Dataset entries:
----------
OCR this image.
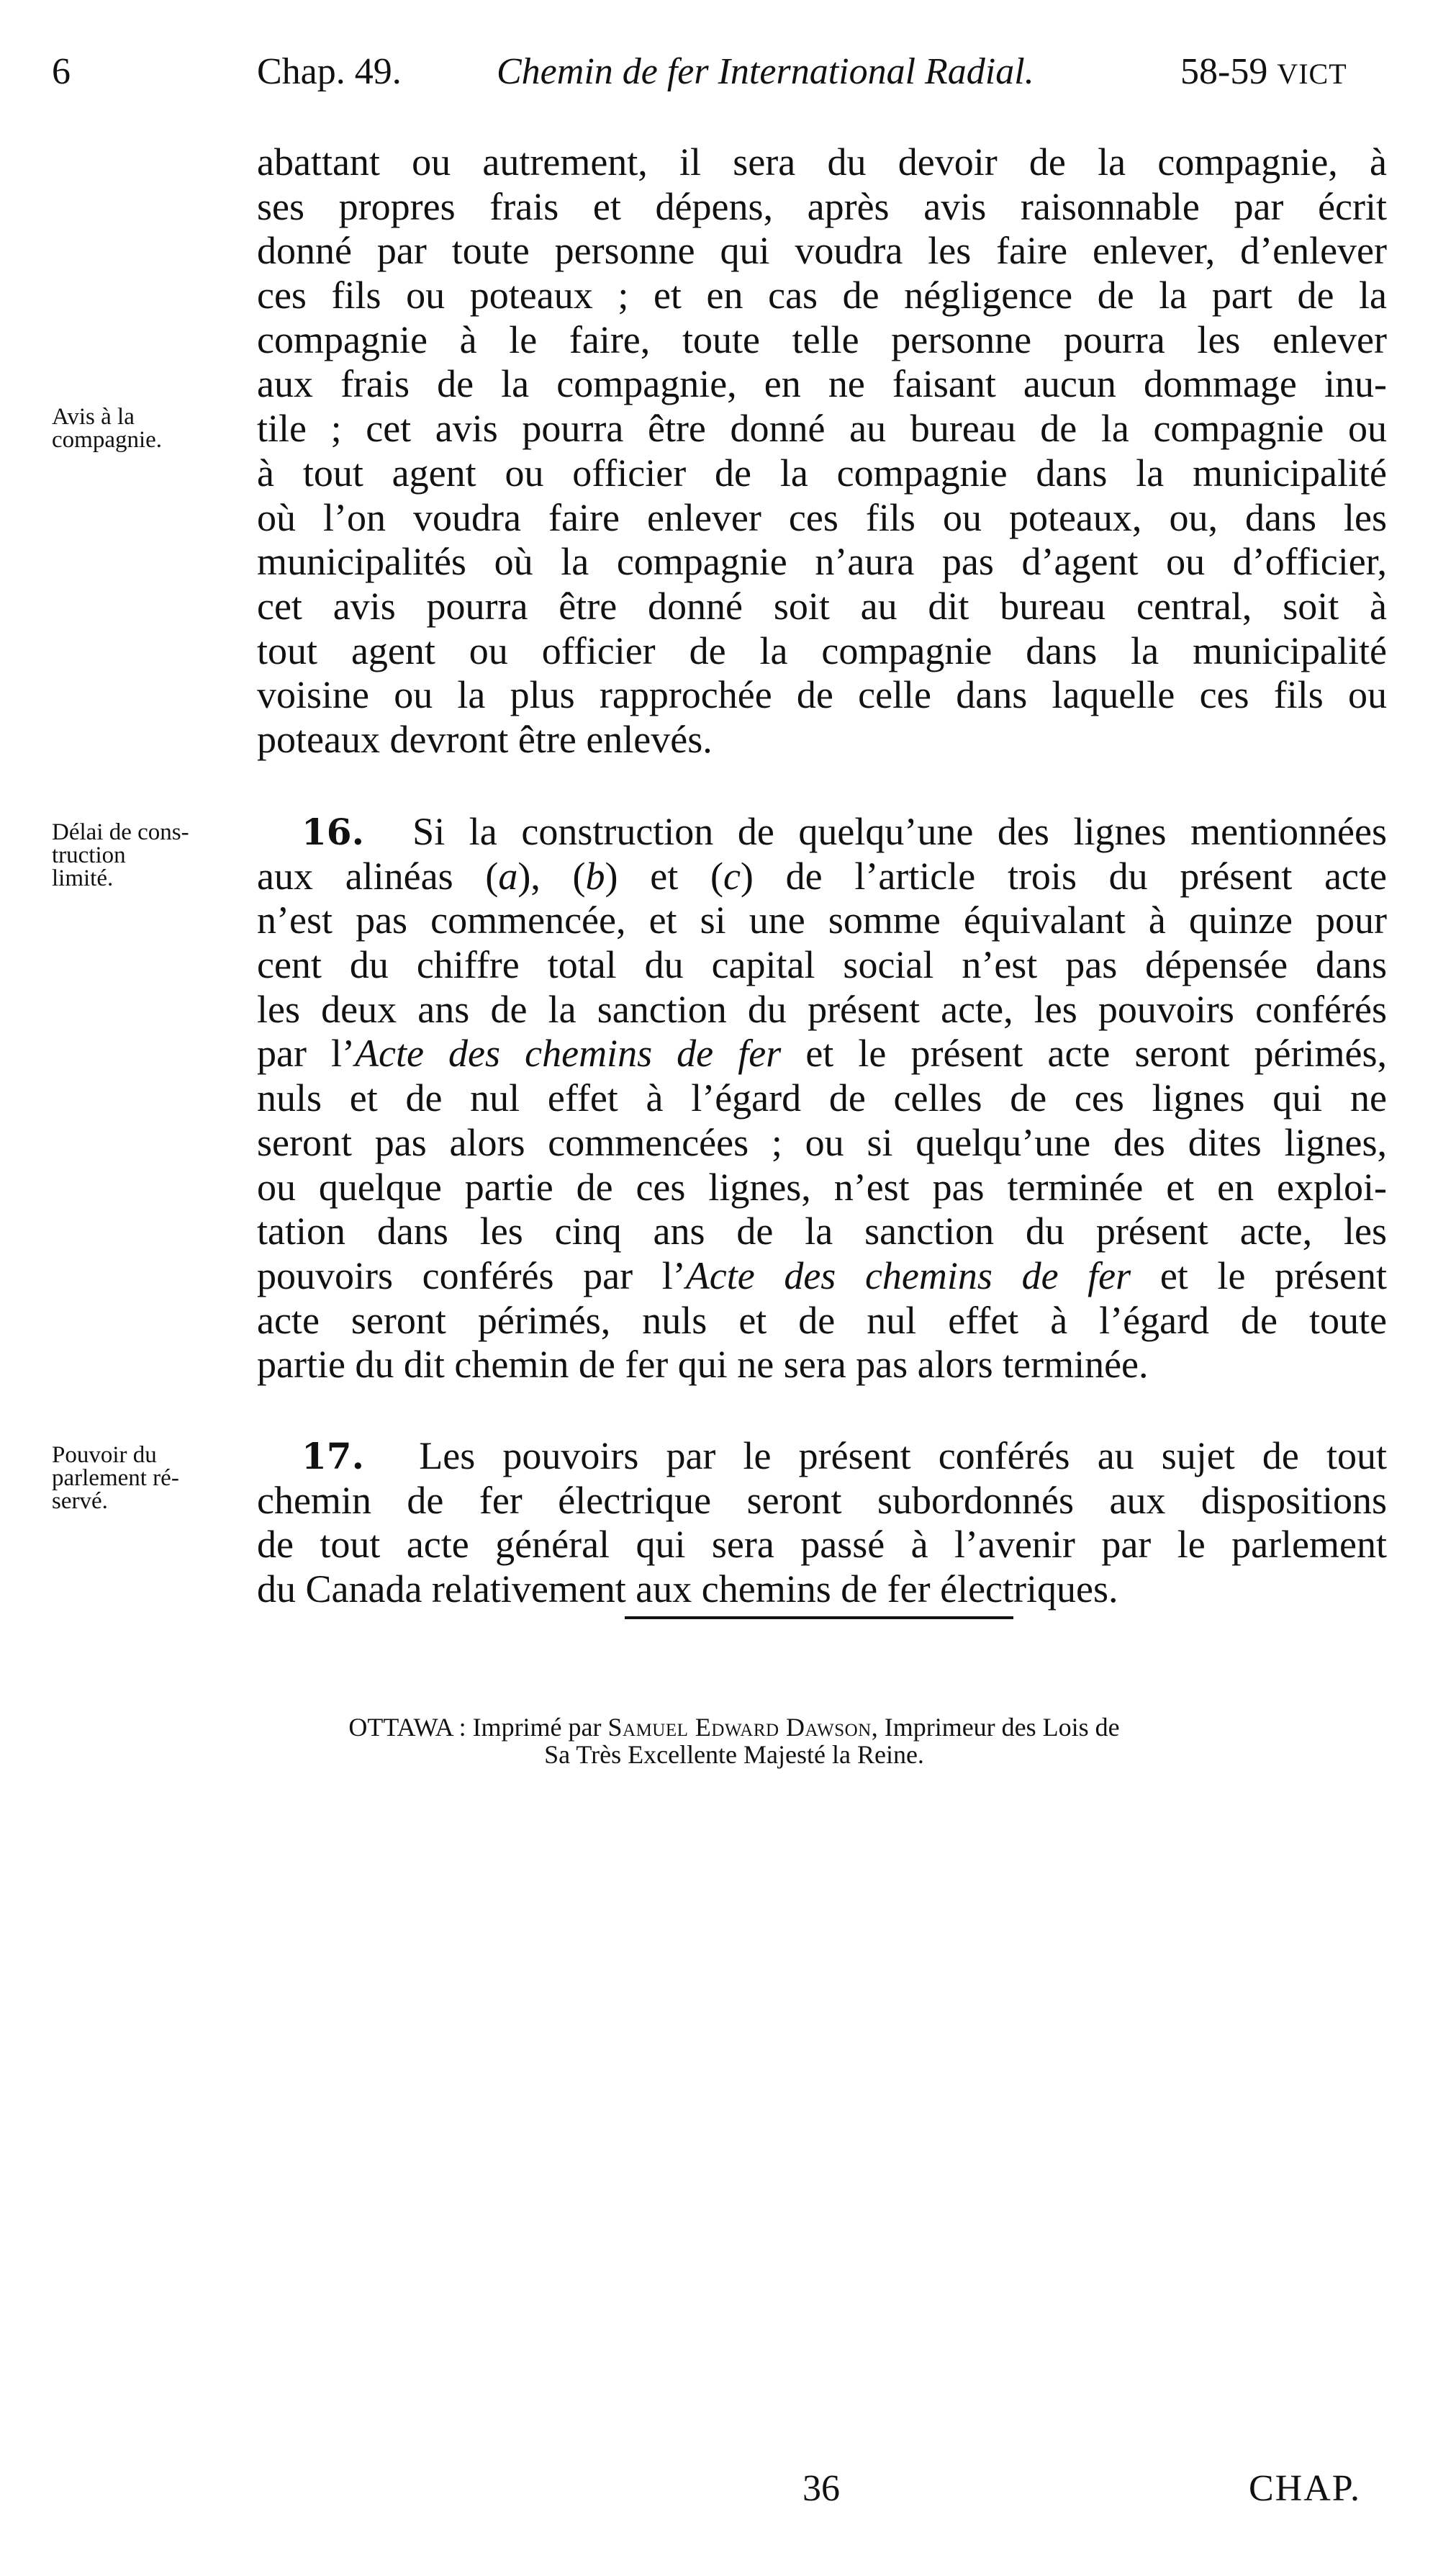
6	Chap. 49.	Chemin de fer International Radial.	58-59 VICT
abattant ou autrement, il sera du devoir de la compagnie, à
ses propres frais et dépens, après avis raisonnable par écrit
donné par toute personne qui voudra les faire enlever, d’enlever
ces fils ou poteaux ; et en cas de négligence de la part de la
compagnie à le faire, toute telle personne pourra les enlever
aux frais de la compagnie, en ne faisant aucun dommage inu-
tile ; cet avis pourra être donné au bureau de la compagnie ou
à tout agent ou officier de la compagnie dans la municipalité
où l’on voudra faire enlever ces fils ou poteaux, ou, dans les
municipalités où la compagnie n’aura pas d’agent ou d’officier,
cet avis pourra être donné soit au dit bureau central, soit à
tout agent ou officier de la compagnie dans la municipalité
voisine ou la plus rapprochée de celle dans laquelle ces fils ou
poteaux devront être enlevés.
Avis à la
compagnie.
Délai de cons-
truction
limité.
16. Si la construction de quelqu’une des lignes mentionnées
aux alinéas (a), (b) et (c) de l’article trois du présent acte
n’est pas commencée, et si une somme équivalant à quinze pour
cent du chiffre total du capital social n’est pas dépensée dans
les deux ans de la sanction du présent acte, les pouvoirs conférés
par l’Acte des chemins de fer et le présent acte seront périmés,
nuls et de nul effet à l’égard de celles de ces lignes qui ne
seront pas alors commencées ; ou si quelqu’une des dites lignes,
ou quelque partie de ces lignes, n’est pas terminée et en exploi-
tation dans les cinq ans de la sanction du présent acte, les
pouvoirs conférés par l’Acte des chemins de fer et le présent
acte seront périmés, nuls et de nul effet à l’égard de toute
partie du dit chemin de fer qui ne sera pas alors terminée.
Pouvoir du
parlement ré-
servé.
17. Les pouvoirs par le présent conférés au sujet de tout
chemin de fer électrique seront subordonnés aux dispositions
de tout acte général qui sera passé à l’avenir par le parlement
du Canada relativement aux chemins de fer électriques.
OTTAWA : Imprimé par Samuel Edward Dawson, Imprimeur des Lois de
Sa Très Excellente Majesté la Reine.
36	CHAP.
----------
→ WHAT YOU SHOULD DO: Show every line of the records above that contains the word "compagnie".

→ REPLY:
abattant ou autrement, il sera du devoir de la compagnie, à
compagnie à le faire, toute telle personne pourra les enlever
aux frais de la compagnie, en ne faisant aucun dommage inu-
tile ; cet avis pourra être donné au bureau de la compagnie ou
à tout agent ou officier de la compagnie dans la municipalité
municipalités où la compagnie n’aura pas d’agent ou d’officier,
tout agent ou officier de la compagnie dans la municipalité
compagnie.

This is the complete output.